**To be done**
Return a copy of every line in the records that includes the word "this".

::::

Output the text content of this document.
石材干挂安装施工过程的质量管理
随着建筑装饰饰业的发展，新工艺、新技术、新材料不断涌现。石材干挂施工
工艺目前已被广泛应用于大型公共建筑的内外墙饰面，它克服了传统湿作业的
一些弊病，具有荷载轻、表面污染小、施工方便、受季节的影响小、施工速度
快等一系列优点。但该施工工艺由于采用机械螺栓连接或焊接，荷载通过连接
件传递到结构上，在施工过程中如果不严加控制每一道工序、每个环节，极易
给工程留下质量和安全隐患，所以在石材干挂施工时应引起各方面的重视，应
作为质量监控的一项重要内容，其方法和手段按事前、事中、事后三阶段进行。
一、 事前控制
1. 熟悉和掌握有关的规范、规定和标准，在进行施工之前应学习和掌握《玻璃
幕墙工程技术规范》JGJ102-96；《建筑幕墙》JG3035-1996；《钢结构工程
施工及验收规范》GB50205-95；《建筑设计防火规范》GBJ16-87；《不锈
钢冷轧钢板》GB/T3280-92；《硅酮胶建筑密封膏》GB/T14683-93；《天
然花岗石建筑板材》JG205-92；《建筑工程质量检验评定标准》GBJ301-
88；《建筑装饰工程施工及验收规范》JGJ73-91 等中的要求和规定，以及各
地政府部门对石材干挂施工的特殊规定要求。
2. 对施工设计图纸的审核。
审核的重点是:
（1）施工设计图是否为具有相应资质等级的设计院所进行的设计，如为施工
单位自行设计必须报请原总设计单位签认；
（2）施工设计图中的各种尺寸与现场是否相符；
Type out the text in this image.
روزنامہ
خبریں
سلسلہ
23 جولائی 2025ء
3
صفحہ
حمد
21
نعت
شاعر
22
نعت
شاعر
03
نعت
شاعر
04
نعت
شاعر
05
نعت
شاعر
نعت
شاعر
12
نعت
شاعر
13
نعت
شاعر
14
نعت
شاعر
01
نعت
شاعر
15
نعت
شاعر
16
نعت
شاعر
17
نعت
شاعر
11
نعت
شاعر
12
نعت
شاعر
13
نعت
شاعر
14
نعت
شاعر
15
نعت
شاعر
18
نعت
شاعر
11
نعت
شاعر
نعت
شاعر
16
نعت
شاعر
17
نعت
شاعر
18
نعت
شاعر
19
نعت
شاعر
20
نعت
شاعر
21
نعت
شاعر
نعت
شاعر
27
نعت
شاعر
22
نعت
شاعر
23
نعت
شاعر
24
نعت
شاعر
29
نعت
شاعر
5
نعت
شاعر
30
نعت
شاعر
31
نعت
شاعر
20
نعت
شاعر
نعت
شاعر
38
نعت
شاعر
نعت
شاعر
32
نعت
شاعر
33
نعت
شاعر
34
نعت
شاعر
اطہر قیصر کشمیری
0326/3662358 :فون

::::

**The completed task**
Output the text content of this document.
Type out the text in this image.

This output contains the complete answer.